* START Data *

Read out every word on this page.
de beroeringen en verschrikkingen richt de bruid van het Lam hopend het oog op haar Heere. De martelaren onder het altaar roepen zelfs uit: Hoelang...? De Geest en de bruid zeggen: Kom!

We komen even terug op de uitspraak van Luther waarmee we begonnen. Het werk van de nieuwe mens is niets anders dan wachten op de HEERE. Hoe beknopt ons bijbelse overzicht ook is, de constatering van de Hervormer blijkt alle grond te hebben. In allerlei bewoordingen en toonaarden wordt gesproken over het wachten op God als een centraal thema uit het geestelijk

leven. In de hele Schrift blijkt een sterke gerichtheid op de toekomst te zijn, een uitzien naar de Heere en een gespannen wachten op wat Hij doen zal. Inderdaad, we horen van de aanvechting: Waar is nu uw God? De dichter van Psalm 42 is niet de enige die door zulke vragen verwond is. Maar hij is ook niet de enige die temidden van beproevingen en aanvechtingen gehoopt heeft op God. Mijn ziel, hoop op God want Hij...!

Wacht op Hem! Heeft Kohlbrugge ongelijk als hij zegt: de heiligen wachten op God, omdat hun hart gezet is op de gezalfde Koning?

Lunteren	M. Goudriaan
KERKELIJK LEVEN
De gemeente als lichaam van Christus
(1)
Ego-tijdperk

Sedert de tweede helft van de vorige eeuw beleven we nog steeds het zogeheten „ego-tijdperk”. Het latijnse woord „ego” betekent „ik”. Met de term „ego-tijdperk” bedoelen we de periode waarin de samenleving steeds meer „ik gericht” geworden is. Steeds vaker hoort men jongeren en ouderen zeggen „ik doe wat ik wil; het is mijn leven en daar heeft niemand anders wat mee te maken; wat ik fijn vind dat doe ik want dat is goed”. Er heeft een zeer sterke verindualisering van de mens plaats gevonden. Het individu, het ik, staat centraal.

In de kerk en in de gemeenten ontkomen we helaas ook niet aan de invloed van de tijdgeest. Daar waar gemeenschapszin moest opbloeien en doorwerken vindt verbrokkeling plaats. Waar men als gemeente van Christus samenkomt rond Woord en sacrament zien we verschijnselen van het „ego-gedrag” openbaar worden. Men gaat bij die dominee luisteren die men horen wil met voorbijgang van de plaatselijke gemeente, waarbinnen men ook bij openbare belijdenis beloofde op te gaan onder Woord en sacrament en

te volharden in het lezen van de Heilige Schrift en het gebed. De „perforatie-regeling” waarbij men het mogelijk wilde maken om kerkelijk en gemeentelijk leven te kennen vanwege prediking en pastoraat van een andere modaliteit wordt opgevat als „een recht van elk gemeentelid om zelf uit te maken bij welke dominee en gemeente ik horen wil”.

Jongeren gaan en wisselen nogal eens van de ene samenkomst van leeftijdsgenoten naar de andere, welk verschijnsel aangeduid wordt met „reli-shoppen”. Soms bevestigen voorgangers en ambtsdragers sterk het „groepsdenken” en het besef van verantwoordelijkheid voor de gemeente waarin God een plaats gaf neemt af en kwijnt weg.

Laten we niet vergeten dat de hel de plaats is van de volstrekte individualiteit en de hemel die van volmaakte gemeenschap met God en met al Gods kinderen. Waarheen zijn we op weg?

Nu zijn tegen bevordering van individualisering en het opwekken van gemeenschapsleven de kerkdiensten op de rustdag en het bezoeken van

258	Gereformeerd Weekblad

* END Data *

§ What you are asked to do: The records above are to be copied in full, exactly as written.

§ Solution:
Read out every word on this page.
de beroeringen en verschrikkingen richt de bruid van het Lam hopend het oog op haar Heere. De martelaren onder het altaar roepen zelfs uit: Hoelang...? De Geest en de bruid zeggen: Kom!

We komen even terug op de uitspraak van Luther waarmee we begonnen. Het werk van de nieuwe mens is niets anders dan wachten op de HEERE. Hoe beknopt ons bijbelse overzicht ook is, de constatering van de Hervormer blijkt alle grond te hebben. In allerlei bewoordingen en toonaarden wordt gesproken over het wachten op God als een centraal thema uit het geestelijk

leven. In de hele Schrift blijkt een sterke gerichtheid op de toekomst te zijn, een uitzien naar de Heere en een gespannen wachten op wat Hij doen zal. Inderdaad, we horen van de aanvechting: Waar is nu uw God? De dichter van Psalm 42 is niet de enige die door zulke vragen verwond is. Maar hij is ook niet de enige die temidden van beproevingen en aanvechtingen gehoopt heeft op God. Mijn ziel, hoop op God want Hij...!

Wacht op Hem! Heeft Kohlbrugge ongelijk als hij zegt: de heiligen wachten op God, omdat hun hart gezet is op de gezalfde Koning?

Lunteren	M. Goudriaan
KERKELIJK LEVEN
De gemeente als lichaam van Christus
(1)
Ego-tijdperk

Sedert de tweede helft van de vorige eeuw beleven we nog steeds het zogeheten „ego-tijdperk”. Het latijnse woord „ego” betekent „ik”. Met de term „ego-tijdperk” bedoelen we de periode waarin de samenleving steeds meer „ik gericht” geworden is. Steeds vaker hoort men jongeren en ouderen zeggen „ik doe wat ik wil; het is mijn leven en daar heeft niemand anders wat mee te maken; wat ik fijn vind dat doe ik want dat is goed”. Er heeft een zeer sterke verindualisering van de mens plaats gevonden. Het individu, het ik, staat centraal.

In de kerk en in de gemeenten ontkomen we helaas ook niet aan de invloed van de tijdgeest. Daar waar gemeenschapszin moest opbloeien en doorwerken vindt verbrokkeling plaats. Waar men als gemeente van Christus samenkomt rond Woord en sacrament zien we verschijnselen van het „ego-gedrag” openbaar worden. Men gaat bij die dominee luisteren die men horen wil met voorbijgang van de plaatselijke gemeente, waarbinnen men ook bij openbare belijdenis beloofde op te gaan onder Woord en sacrament en

te volharden in het lezen van de Heilige Schrift en het gebed. De „perforatie-regeling” waarbij men het mogelijk wilde maken om kerkelijk en gemeentelijk leven te kennen vanwege prediking en pastoraat van een andere modaliteit wordt opgevat als „een recht van elk gemeentelid om zelf uit te maken bij welke dominee en gemeente ik horen wil”.

Jongeren gaan en wisselen nogal eens van de ene samenkomst van leeftijdsgenoten naar de andere, welk verschijnsel aangeduid wordt met „reli-shoppen”. Soms bevestigen voorgangers en ambtsdragers sterk het „groepsdenken” en het besef van verantwoordelijkheid voor de gemeente waarin God een plaats gaf neemt af en kwijnt weg.

Laten we niet vergeten dat de hel de plaats is van de volstrekte individualiteit en de hemel die van volmaakte gemeenschap met God en met al Gods kinderen. Waarheen zijn we op weg?

Nu zijn tegen bevordering van individualisering en het opwekken van gemeenschapsleven de kerkdiensten op de rustdag en het bezoeken van

258	Gereformeerd Weekblad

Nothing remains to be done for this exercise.